• _TASK STATEMENT_: Write out the entire listing below exactly, with the pictures left out.

• _INPUT_:
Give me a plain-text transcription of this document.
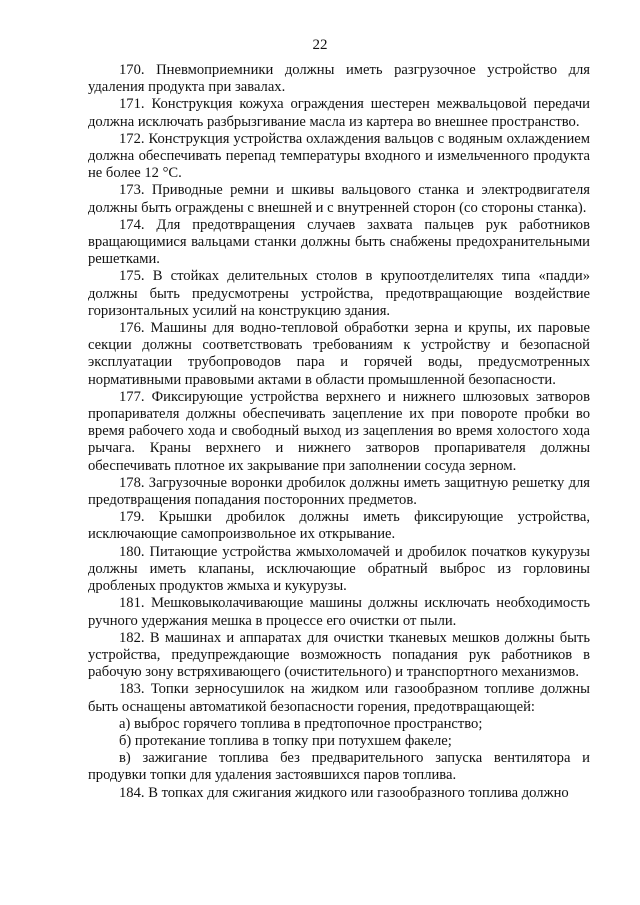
22

170. Пневмоприемники должны иметь разгрузочное устройство для удаления продукта при завалах.

171. Конструкция кожуха ограждения шестерен межвальцовой передачи должна исключать разбрызгивание масла из картера во внешнее пространство.

172. Конструкция устройства охлаждения вальцов с водяным охлаждением должна обеспечивать перепад температуры входного и измельченного продукта не более 12 °С.

173. Приводные ремни и шкивы вальцового станка и электродвигателя должны быть ограждены с внешней и с внутренней сторон (со стороны станка).

174. Для предотвращения случаев захвата пальцев рук работников вращающимися вальцами станки должны быть снабжены предохранительными решетками.

175. В стойках делительных столов в крупоотделителях типа «падди» должны быть предусмотрены устройства, предотвращающие воздействие горизонтальных усилий на конструкцию здания.

176. Машины для водно-тепловой обработки зерна и крупы, их паровые секции должны соответствовать требованиям к устройству и безопасной эксплуатации трубопроводов пара и горячей воды, предусмотренных нормативными правовыми актами в области промышленной безопасности.

177. Фиксирующие устройства верхнего и нижнего шлюзовых затворов пропаривателя должны обеспечивать зацепление их при повороте пробки во время рабочего хода и свободный выход из зацепления во время холостого хода рычага. Краны верхнего и нижнего затворов пропаривателя должны обеспечивать плотное их закрывание при заполнении сосуда зерном.

178. Загрузочные воронки дробилок должны иметь защитную решетку для предотвращения попадания посторонних предметов.

179. Крышки дробилок должны иметь фиксирующие устройства, исключающие самопроизвольное их открывание.

180. Питающие устройства жмыхоломачей и дробилок початков кукурузы должны иметь клапаны, исключающие обратный выброс из горловины дробленых продуктов жмыха и кукурузы.

181. Мешковыколачивающие машины должны исключать необходимость ручного удержания мешка в процессе его очистки от пыли.

182. В машинах и аппаратах для очистки тканевых мешков должны быть устройства, предупреждающие возможность попадания рук работников в рабочую зону встряхивающего (очистительного) и транспортного механизмов.

183. Топки зерносушилок на жидком или газообразном топливе должны быть оснащены автоматикой безопасности горения, предотвращающей:

а) выброс горячего топлива в предтопочное пространство;

б) протекание топлива в топку при потухшем факеле;

в) зажигание топлива без предварительного запуска вентилятора и продувки топки для удаления застоявшихся паров топлива.

184. В топках для сжигания жидкого или газообразного топлива должно
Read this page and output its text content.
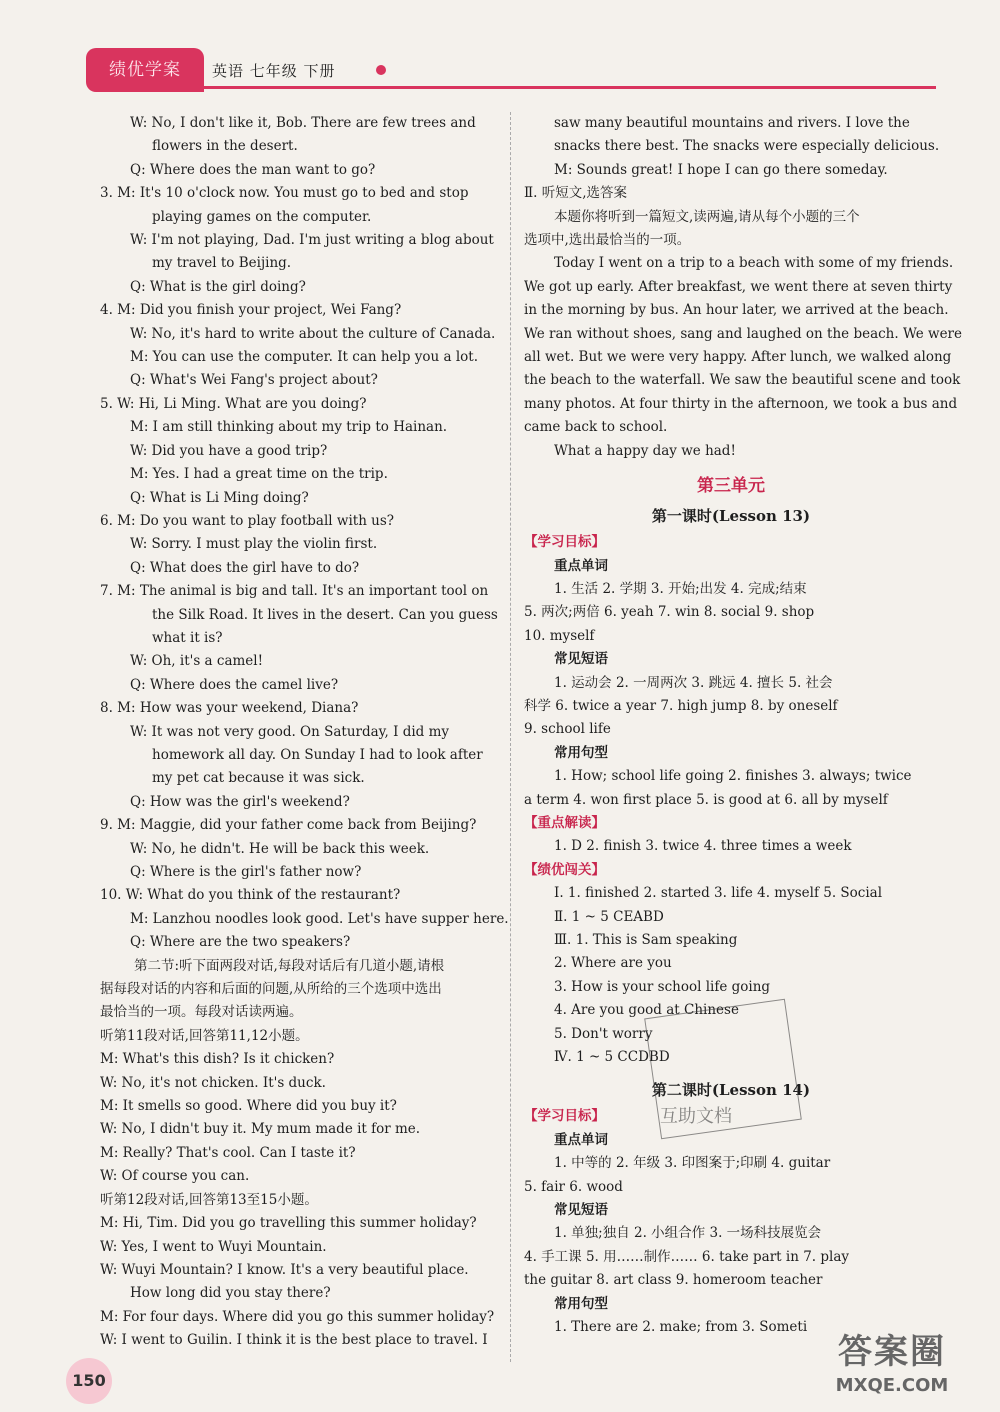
绩优学案	英语 七年级 下册
W: No, I don't like it, Bob. There are few trees and
flowers in the desert.
Q: Where does the man want to go?
3. M: It's 10 o'clock now. You must go to bed and stop
playing games on the computer.
W: I'm not playing, Dad. I'm just writing a blog about
my travel to Beijing.
Q: What is the girl doing?
4. M: Did you finish your project, Wei Fang?
W: No, it's hard to write about the culture of Canada.
M: You can use the computer. It can help you a lot.
Q: What's Wei Fang's project about?
5. W: Hi, Li Ming. What are you doing?
M: I am still thinking about my trip to Hainan.
W: Did you have a good trip?
M: Yes. I had a great time on the trip.
Q: What is Li Ming doing?
6. M: Do you want to play football with us?
W: Sorry. I must play the violin first.
Q: What does the girl have to do?
7. M: The animal is big and tall. It's an important tool on
the Silk Road. It lives in the desert. Can you guess
what it is?
W: Oh, it's a camel!
Q: Where does the camel live?
8. M: How was your weekend, Diana?
W: It was not very good. On Saturday, I did my
homework all day. On Sunday I had to look after
my pet cat because it was sick.
Q: How was the girl's weekend?
9. M: Maggie, did your father come back from Beijing?
W: No, he didn't. He will be back this week.
Q: Where is the girl's father now?
10. W: What do you think of the restaurant?
M: Lanzhou noodles look good. Let's have supper here.
Q: Where are the two speakers?
第二节:听下面两段对话,每段对话后有几道小题,请根
据每段对话的内容和后面的问题,从所给的三个选项中选出
最恰当的一项。每段对话读两遍。
听第11段对话,回答第11,12小题。
M: What's this dish? Is it chicken?
W: No, it's not chicken. It's duck.
M: It smells so good. Where did you buy it?
W: No, I didn't buy it. My mum made it for me.
M: Really? That's cool. Can I taste it?
W: Of course you can.
听第12段对话,回答第13至15小题。
M: Hi, Tim. Did you go travelling this summer holiday?
W: Yes, I went to Wuyi Mountain.
W: Wuyi Mountain? I know. It's a very beautiful place.
How long did you stay there?
M: For four days. Where did you go this summer holiday?
W: I went to Guilin. I think it is the best place to travel. I
saw many beautiful mountains and rivers. I love the
snacks there best. The snacks were especially delicious.
M: Sounds great! I hope I can go there someday.
Ⅱ. 听短文,选答案
本题你将听到一篇短文,读两遍,请从每个小题的三个
选项中,选出最恰当的一项。
Today I went on a trip to a beach with some of my friends.
We got up early. After breakfast, we went there at seven thirty
in the morning by bus. An hour later, we arrived at the beach.
We ran without shoes, sang and laughed on the beach. We were
all wet. But we were very happy. After lunch, we walked along
the beach to the waterfall. We saw the beautiful scene and took
many photos. At four thirty in the afternoon, we took a bus and
came back to school.
What a happy day we had!
第三单元
第一课时(Lesson 13)
【学习目标】
重点单词
1. 生活 2. 学期 3. 开始;出发 4. 完成;结束
5. 两次;两倍 6. yeah 7. win 8. social 9. shop
10. myself
常见短语
1. 运动会 2. 一周两次 3. 跳远 4. 擅长 5. 社会
科学 6. twice a year 7. high jump 8. by oneself
9. school life
常用句型
1. How; school life going 2. finishes 3. always; twice
a term 4. won first place 5. is good at 6. all by myself
【重点解读】
1. D 2. finish 3. twice 4. three times a week
【绩优闯关】
Ⅰ. 1. finished 2. started 3. life 4. myself 5. Social
Ⅱ. 1 ~ 5 CEABD
Ⅲ. 1. This is Sam speaking
2. Where are you
3. How is your school life going
4. Are you good at Chinese
5. Don't worry
Ⅳ. 1 ~ 5 CCDBD
第二课时(Lesson 14)
【学习目标】
重点单词
1. 中等的 2. 年级 3. 印图案于;印刷 4. guitar
5. fair 6. wood
常见短语
1. 单独;独自 2. 小组合作 3. 一场科技展览会
4. 手工课 5. 用……制作…… 6. take part in 7. play
the guitar 8. art class 9. homeroom teacher
常用句型
1. There are 2. make; from 3. Someti
互助文档
150
答案圈
MXQE.COM
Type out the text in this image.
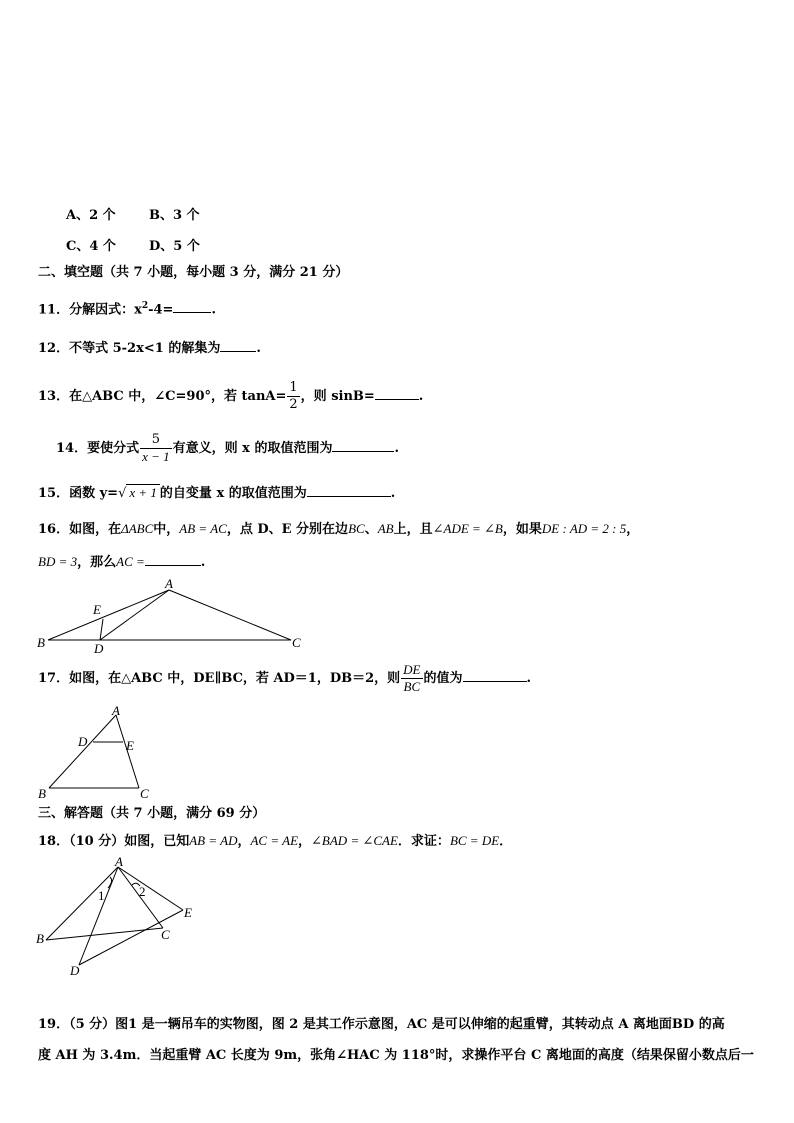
A、2 个	B、3 个
C、4 个	D、5 个
二、填空题（共 7 小题，每小题 3 分，满分 21 分）
11．分解因式：$x^2-4=$	.
12．不等式 5-2x<1 的解集为	.
13．在△ABC 中，∠C=90°，若 $\tan A= \frac{1}{2}$ ，则 sinB=	.
14．要使分式 $\frac{5}{x - 1}$ 有意义，则 x 的取值范围为	.
15．函数 y=√ x + 1 的自变量 x 的取值范围为	.
16．如图，在ΔABC中，AB = AC，点 D、E 分别在边BC、AB上，且∠ADE = ∠B，如果DE : AD = 2 : 5，
BD = 3，那么AC =	.
A
B	C
D
E
17．如图，在△ABC 中，DE∥BC，若 AD＝1，DB＝2，则 $\frac{DE}{BC}$ 的值为	.
A
B	C
D	E
三、解答题（共 7 小题，满分 69 分）
18．（10 分）如图，已知AB = AD，AC = AE，∠BAD = ∠CAE．求证：BC = DE．
A
B	C
D
E
1	2
19．（5 分）图1 是一辆吊车的实物图，图 2 是其工作示意图，AC 是可以伸缩的起重臂，其转动点 A 离地面BD 的高
度 AH 为 3.4m．当起重臂 AC 长度为 9m，张角∠HAC 为 118°时，求操作平台 C 离地面的高度（结果保留小数点后一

• _OUTPUT BELOW_:
Give me a plain-text transcription of this document.
22

170. Пневмоприемники должны иметь разгрузочное устройство для удаления продукта при завалах.

171. Конструкция кожуха ограждения шестерен межвальцовой передачи должна исключать разбрызгивание масла из картера во внешнее пространство.

172. Конструкция устройства охлаждения вальцов с водяным охлаждением должна обеспечивать перепад температуры входного и измельченного продукта не более 12 °С.

173. Приводные ремни и шкивы вальцового станка и электродвигателя должны быть ограждены с внешней и с внутренней сторон (со стороны станка).

174. Для предотвращения случаев захвата пальцев рук работников вращающимися вальцами станки должны быть снабжены предохранительными решетками.

175. В стойках делительных столов в крупоотделителях типа «падди» должны быть предусмотрены устройства, предотвращающие воздействие горизонтальных усилий на конструкцию здания.

176. Машины для водно-тепловой обработки зерна и крупы, их паровые секции должны соответствовать требованиям к устройству и безопасной эксплуатации трубопроводов пара и горячей воды, предусмотренных нормативными правовыми актами в области промышленной безопасности.

177. Фиксирующие устройства верхнего и нижнего шлюзовых затворов пропаривателя должны обеспечивать зацепление их при повороте пробки во время рабочего хода и свободный выход из зацепления во время холостого хода рычага. Краны верхнего и нижнего затворов пропаривателя должны обеспечивать плотное их закрывание при заполнении сосуда зерном.

178. Загрузочные воронки дробилок должны иметь защитную решетку для предотвращения попадания посторонних предметов.

179. Крышки дробилок должны иметь фиксирующие устройства, исключающие самопроизвольное их открывание.

180. Питающие устройства жмыхоломачей и дробилок початков кукурузы должны иметь клапаны, исключающие обратный выброс из горловины дробленых продуктов жмыха и кукурузы.

181. Мешковыколачивающие машины должны исключать необходимость ручного удержания мешка в процессе его очистки от пыли.

182. В машинах и аппаратах для очистки тканевых мешков должны быть устройства, предупреждающие возможность попадания рук работников в рабочую зону встряхивающего (очистительного) и транспортного механизмов.

183. Топки зерносушилок на жидком или газообразном топливе должны быть оснащены автоматикой безопасности горения, предотвращающей:

а) выброс горячего топлива в предтопочное пространство;

б) протекание топлива в топку при потухшем факеле;

в) зажигание топлива без предварительного запуска вентилятора и продувки топки для удаления застоявшихся паров топлива.

184. В топках для сжигания жидкого или газообразного топлива должно
Read this page and output its text content.
绩优学案	英语 七年级 下册
W: No, I don't like it, Bob. There are few trees and
flowers in the desert.
Q: Where does the man want to go?
3. M: It's 10 o'clock now. You must go to bed and stop
playing games on the computer.
W: I'm not playing, Dad. I'm just writing a blog about
my travel to Beijing.
Q: What is the girl doing?
4. M: Did you finish your project, Wei Fang?
W: No, it's hard to write about the culture of Canada.
M: You can use the computer. It can help you a lot.
Q: What's Wei Fang's project about?
5. W: Hi, Li Ming. What are you doing?
M: I am still thinking about my trip to Hainan.
W: Did you have a good trip?
M: Yes. I had a great time on the trip.
Q: What is Li Ming doing?
6. M: Do you want to play football with us?
W: Sorry. I must play the violin first.
Q: What does the girl have to do?
7. M: The animal is big and tall. It's an important tool on
the Silk Road. It lives in the desert. Can you guess
what it is?
W: Oh, it's a camel!
Q: Where does the camel live?
8. M: How was your weekend, Diana?
W: It was not very good. On Saturday, I did my
homework all day. On Sunday I had to look after
my pet cat because it was sick.
Q: How was the girl's weekend?
9. M: Maggie, did your father come back from Beijing?
W: No, he didn't. He will be back this week.
Q: Where is the girl's father now?
10. W: What do you think of the restaurant?
M: Lanzhou noodles look good. Let's have supper here.
Q: Where are the two speakers?
第二节:听下面两段对话,每段对话后有几道小题,请根
据每段对话的内容和后面的问题,从所给的三个选项中选出
最恰当的一项。每段对话读两遍。
听第11段对话,回答第11,12小题。
M: What's this dish? Is it chicken?
W: No, it's not chicken. It's duck.
M: It smells so good. Where did you buy it?
W: No, I didn't buy it. My mum made it for me.
M: Really? That's cool. Can I taste it?
W: Of course you can.
听第12段对话,回答第13至15小题。
M: Hi, Tim. Did you go travelling this summer holiday?
W: Yes, I went to Wuyi Mountain.
W: Wuyi Mountain? I know. It's a very beautiful place.
How long did you stay there?
M: For four days. Where did you go this summer holiday?
W: I went to Guilin. I think it is the best place to travel. I
saw many beautiful mountains and rivers. I love the
snacks there best. The snacks were especially delicious.
M: Sounds great! I hope I can go there someday.
Ⅱ. 听短文,选答案
本题你将听到一篇短文,读两遍,请从每个小题的三个
选项中,选出最恰当的一项。
Today I went on a trip to a beach with some of my friends.
We got up early. After breakfast, we went there at seven thirty
in the morning by bus. An hour later, we arrived at the beach.
We ran without shoes, sang and laughed on the beach. We were
all wet. But we were very happy. After lunch, we walked along
the beach to the waterfall. We saw the beautiful scene and took
many photos. At four thirty in the afternoon, we took a bus and
came back to school.
What a happy day we had!
第三单元
第一课时(Lesson 13)
【学习目标】
重点单词
1. 生活 2. 学期 3. 开始;出发 4. 完成;结束
5. 两次;两倍 6. yeah 7. win 8. social 9. shop
10. myself
常见短语
1. 运动会 2. 一周两次 3. 跳远 4. 擅长 5. 社会
科学 6. twice a year 7. high jump 8. by oneself
9. school life
常用句型
1. How; school life going 2. finishes 3. always; twice
a term 4. won first place 5. is good at 6. all by myself
【重点解读】
1. D 2. finish 3. twice 4. three times a week
【绩优闯关】
Ⅰ. 1. finished 2. started 3. life 4. myself 5. Social
Ⅱ. 1 ~ 5 CEABD
Ⅲ. 1. This is Sam speaking
2. Where are you
3. How is your school life going
4. Are you good at Chinese
5. Don't worry
Ⅳ. 1 ~ 5 CCDBD
第二课时(Lesson 14)
【学习目标】
重点单词
1. 中等的 2. 年级 3. 印图案于;印刷 4. guitar
5. fair 6. wood
常见短语
1. 单独;独自 2. 小组合作 3. 一场科技展览会
4. 手工课 5. 用……制作…… 6. take part in 7. play
the guitar 8. art class 9. homeroom teacher
常用句型
1. There are 2. make; from 3. Someti
互助文档
150
答案圈
MXQE.COM
Type out the text in this image.
A、2 个	B、3 个
C、4 个	D、5 个
二、填空题（共 7 小题，每小题 3 分，满分 21 分）
11．分解因式：$x^2-4=$	.
12．不等式 5-2x<1 的解集为	.
13．在△ABC 中，∠C=90°，若 $\tan A= \frac{1}{2}$ ，则 sinB=	.
14．要使分式 $\frac{5}{x - 1}$ 有意义，则 x 的取值范围为	.
15．函数 y=√ x + 1 的自变量 x 的取值范围为	.
16．如图，在ΔABC中，AB = AC，点 D、E 分别在边BC、AB上，且∠ADE = ∠B，如果DE : AD = 2 : 5，
BD = 3，那么AC =	.
A
B	C
D
E
17．如图，在△ABC 中，DE∥BC，若 AD＝1，DB＝2，则 $\frac{DE}{BC}$ 的值为	.
A
B	C
D	E
三、解答题（共 7 小题，满分 69 分）
18．（10 分）如图，已知AB = AD，AC = AE，∠BAD = ∠CAE．求证：BC = DE．
A
B	C
D
E
1	2
19．（5 分）图1 是一辆吊车的实物图，图 2 是其工作示意图，AC 是可以伸缩的起重臂，其转动点 A 离地面BD 的高
度 AH 为 3.4m．当起重臂 AC 长度为 9m，张角∠HAC 为 118°时，求操作平台 C 离地面的高度（结果保留小数点后一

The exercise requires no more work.